— start Excerpted data —
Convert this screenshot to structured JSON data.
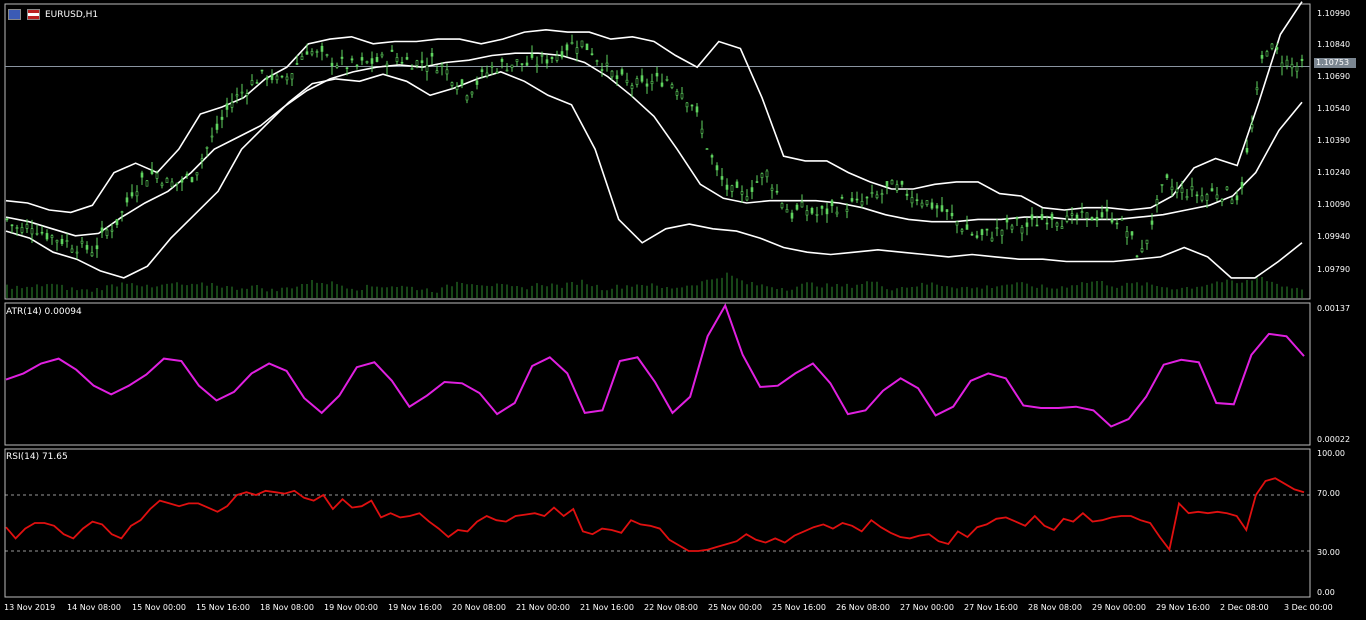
{
  "main": {
    "symbol_label": "EURUSD,H1",
    "price_ticks": [
      "1.10990",
      "1.10840",
      "1.10690",
      "1.10540",
      "1.10390",
      "1.10240",
      "1.10090",
      "1.09940",
      "1.09790"
    ],
    "current_price": "1.10753",
    "ylim": [
      1.0976,
      1.1102
    ],
    "current_price_value": 1.10753
  },
  "atr": {
    "label": "ATR(14) 0.00094",
    "ticks": [
      "0.00137",
      "0.00022"
    ],
    "ylim": [
      0.00022,
      0.00137
    ]
  },
  "rsi": {
    "label": "RSI(14) 71.65",
    "ticks": [
      "100.00",
      "70.00",
      "30.00",
      "0.00"
    ],
    "levels": [
      70,
      30
    ],
    "ylim": [
      0,
      100
    ]
  },
  "time_axis": [
    "13 Nov 2019",
    "14 Nov 08:00",
    "15 Nov 00:00",
    "15 Nov 16:00",
    "18 Nov 08:00",
    "19 Nov 00:00",
    "19 Nov 16:00",
    "20 Nov 08:00",
    "21 Nov 00:00",
    "21 Nov 16:00",
    "22 Nov 08:00",
    "25 Nov 00:00",
    "25 Nov 16:00",
    "26 Nov 08:00",
    "27 Nov 00:00",
    "27 Nov 16:00",
    "28 Nov 08:00",
    "29 Nov 00:00",
    "29 Nov 16:00",
    "2 Dec 08:00",
    "3 Dec 00:00"
  ],
  "colors": {
    "background": "#000000",
    "candle": "#5fd35f",
    "volume": "#2e8b2e",
    "bands": "#ffffff",
    "atr": "#e020e0",
    "rsi": "#e01010",
    "grid": "#555555"
  },
  "chart_data": [
    {
      "type": "line",
      "title": "EURUSD,H1",
      "xlabel": "",
      "ylabel": "",
      "x_index": [
        0,
        10,
        20,
        30,
        40,
        50,
        60,
        70,
        80,
        90,
        100,
        110,
        120,
        130,
        140,
        150,
        160,
        170,
        180,
        190,
        200
      ],
      "x_labels": [
        "13 Nov 2019",
        "14 Nov 08:00",
        "15 Nov 00:00",
        "15 Nov 16:00",
        "18 Nov 08:00",
        "19 Nov 00:00",
        "19 Nov 16:00",
        "20 Nov 08:00",
        "21 Nov 00:00",
        "21 Nov 16:00",
        "22 Nov 08:00",
        "25 Nov 00:00",
        "25 Nov 16:00",
        "26 Nov 08:00",
        "27 Nov 00:00",
        "27 Nov 16:00",
        "28 Nov 08:00",
        "29 Nov 00:00",
        "29 Nov 16:00",
        "2 Dec 08:00",
        "3 Dec 00:00"
      ],
      "ylim": [
        1.0976,
        1.1102
      ],
      "series": [
        {
          "name": "Close",
          "values": [
            1.101,
            1.1005,
            1.1008,
            1.1004,
            1.1002,
            1.1,
            1.0998,
            1.0997,
            1.1005,
            1.101,
            1.1022,
            1.1028,
            1.103,
            1.1025,
            1.1026,
            1.1029,
            1.104,
            1.105,
            1.106,
            1.1065,
            1.107,
            1.1072,
            1.1068,
            1.1074,
            1.1083,
            1.108,
            1.1078,
            1.1076,
            1.1075,
            1.1077,
            1.1078,
            1.108,
            1.1078,
            1.1077,
            1.1078,
            1.1075,
            1.107,
            1.1065,
            1.107,
            1.1075,
            1.1076,
            1.1077,
            1.1076,
            1.1078,
            1.108,
            1.1084,
            1.1086,
            1.1082,
            1.1075,
            1.107,
            1.1068,
            1.1067,
            1.1069,
            1.107,
            1.1066,
            1.106,
            1.1045,
            1.103,
            1.1022,
            1.102,
            1.1025,
            1.103,
            1.102,
            1.1012,
            1.1015,
            1.1012,
            1.1014,
            1.1017,
            1.1016,
            1.1018,
            1.102,
            1.1024,
            1.1022,
            1.102,
            1.1017,
            1.1014,
            1.101,
            1.1006,
            1.1002,
            1.1004,
            1.1006,
            1.1008,
            1.1007,
            1.101,
            1.1012,
            1.1009,
            1.101,
            1.1011,
            1.1012,
            1.1011,
            1.1005,
            1.0993,
            1.101,
            1.1026,
            1.1022,
            1.1022,
            1.102,
            1.1022,
            1.1021,
            1.102,
            1.105,
            1.1085,
            1.1081,
            1.1076,
            1.1075
          ]
        },
        {
          "name": "Upper band",
          "values": [
            1.1018,
            1.1017,
            1.1014,
            1.1013,
            1.1016,
            1.103,
            1.1034,
            1.103,
            1.104,
            1.1055,
            1.1058,
            1.1062,
            1.107,
            1.1075,
            1.1085,
            1.1087,
            1.1088,
            1.1085,
            1.1086,
            1.1086,
            1.1087,
            1.1087,
            1.1085,
            1.1087,
            1.109,
            1.1091,
            1.109,
            1.109,
            1.1087,
            1.1088,
            1.1086,
            1.108,
            1.1075,
            1.1086,
            1.1083,
            1.1062,
            1.1037,
            1.1035,
            1.1035,
            1.103,
            1.1026,
            1.1023,
            1.1023,
            1.1025,
            1.1026,
            1.1026,
            1.1021,
            1.102,
            1.1015,
            1.1014,
            1.1015,
            1.1015,
            1.1014,
            1.1015,
            1.102,
            1.1032,
            1.1036,
            1.1033,
            1.106,
            1.1089,
            1.1103
          ]
        },
        {
          "name": "Middle band",
          "values": [
            1.1011,
            1.1009,
            1.1006,
            1.1003,
            1.1004,
            1.1011,
            1.1017,
            1.1022,
            1.103,
            1.104,
            1.1045,
            1.105,
            1.1058,
            1.1065,
            1.107,
            1.1073,
            1.1075,
            1.1076,
            1.1075,
            1.1077,
            1.1078,
            1.108,
            1.1081,
            1.1081,
            1.108,
            1.1077,
            1.1071,
            1.1063,
            1.1054,
            1.104,
            1.1025,
            1.1019,
            1.1017,
            1.1018,
            1.1018,
            1.1018,
            1.1017,
            1.1015,
            1.1012,
            1.101,
            1.1009,
            1.1009,
            1.101,
            1.101,
            1.1011,
            1.1011,
            1.101,
            1.101,
            1.101,
            1.1011,
            1.1012,
            1.1014,
            1.1016,
            1.102,
            1.103,
            1.1048,
            1.106
          ]
        },
        {
          "name": "Lower band",
          "values": [
            1.1005,
            1.1002,
            1.0996,
            1.0993,
            1.0988,
            1.0985,
            1.099,
            1.1002,
            1.1012,
            1.1022,
            1.104,
            1.105,
            1.106,
            1.1068,
            1.107,
            1.1069,
            1.1072,
            1.1069,
            1.1063,
            1.1066,
            1.107,
            1.1073,
            1.1069,
            1.1063,
            1.1059,
            1.104,
            1.101,
            1.1,
            1.1006,
            1.1008,
            1.1006,
            1.1005,
            1.1002,
            1.0998,
            1.0996,
            1.0995,
            1.0996,
            1.0997,
            1.0996,
            1.0995,
            1.0994,
            1.0995,
            1.0994,
            1.0993,
            1.0993,
            1.0992,
            1.0992,
            1.0992,
            1.0993,
            1.0994,
            1.0998,
            1.0994,
            1.0985,
            1.0985,
            1.0992,
            1.1
          ]
        }
      ],
      "volume_series": [
        4,
        3,
        5,
        3,
        2,
        4,
        6,
        3,
        5,
        4,
        5,
        3,
        4,
        2,
        4,
        6,
        5,
        3,
        4,
        4,
        3,
        2,
        6,
        5,
        4,
        3,
        5,
        4,
        6,
        3,
        4,
        5,
        3,
        4,
        6,
        9,
        5,
        4,
        3,
        5,
        4,
        4,
        6,
        3,
        4,
        5,
        4,
        3,
        4,
        5,
        4,
        3,
        5,
        6,
        4,
        5,
        4,
        3,
        4,
        6,
        5,
        8,
        4,
        3
      ]
    },
    {
      "type": "line",
      "title": "ATR(14) 0.00094",
      "ylim": [
        0.00022,
        0.00137
      ],
      "series": [
        {
          "name": "ATR(14)",
          "values": [
            0.00075,
            0.0008,
            0.00088,
            0.00092,
            0.00083,
            0.0007,
            0.00063,
            0.0007,
            0.00079,
            0.00092,
            0.0009,
            0.0007,
            0.00058,
            0.00065,
            0.0008,
            0.00088,
            0.00082,
            0.0006,
            0.00048,
            0.00062,
            0.00085,
            0.00089,
            0.00074,
            0.00053,
            0.00062,
            0.00073,
            0.00072,
            0.00064,
            0.00047,
            0.00056,
            0.00086,
            0.00093,
            0.0008,
            0.00048,
            0.0005,
            0.0009,
            0.00093,
            0.00073,
            0.00048,
            0.00061,
            0.0011,
            0.00135,
            0.00095,
            0.00069,
            0.0007,
            0.0008,
            0.00088,
            0.00072,
            0.00047,
            0.0005,
            0.00066,
            0.00076,
            0.00068,
            0.00046,
            0.00053,
            0.00074,
            0.0008,
            0.00076,
            0.00054,
            0.00052,
            0.00052,
            0.00053,
            0.0005,
            0.00037,
            0.00043,
            0.00061,
            0.00087,
            0.00091,
            0.00089,
            0.00056,
            0.00055,
            0.00095,
            0.00112,
            0.0011,
            0.00094
          ]
        }
      ]
    },
    {
      "type": "line",
      "title": "RSI(14) 71.65",
      "ylim": [
        0,
        100
      ],
      "series": [
        {
          "name": "RSI(14)",
          "values": [
            47,
            39,
            46,
            50,
            50,
            48,
            42,
            39,
            46,
            51,
            49,
            42,
            39,
            48,
            52,
            60,
            66,
            64,
            62,
            64,
            64,
            61,
            58,
            62,
            70,
            72,
            70,
            73,
            72,
            71,
            73,
            68,
            66,
            70,
            60,
            67,
            61,
            62,
            66,
            54,
            57,
            54,
            55,
            57,
            51,
            46,
            40,
            45,
            44,
            51,
            55,
            52,
            51,
            55,
            56,
            57,
            55,
            61,
            55,
            60,
            44,
            42,
            46,
            45,
            43,
            52,
            49,
            48,
            46,
            38,
            34,
            30,
            30,
            31,
            33,
            35,
            37,
            42,
            38,
            36,
            39,
            36,
            41,
            44,
            47,
            49,
            46,
            50,
            48,
            44,
            52,
            47,
            43,
            40,
            39,
            41,
            42,
            37,
            35,
            44,
            40,
            47,
            49,
            53,
            54,
            51,
            48,
            55,
            48,
            45,
            53,
            51,
            57,
            51,
            52,
            54,
            55,
            55,
            52,
            50,
            40,
            31,
            64,
            57,
            58,
            57,
            58,
            57,
            55,
            45,
            70,
            80,
            82,
            78,
            74,
            72
          ]
        }
      ]
    }
  ]
}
— end Excerpted data —
Determine how many lines of the listing above hold the word "name". Report that number without anything else.

6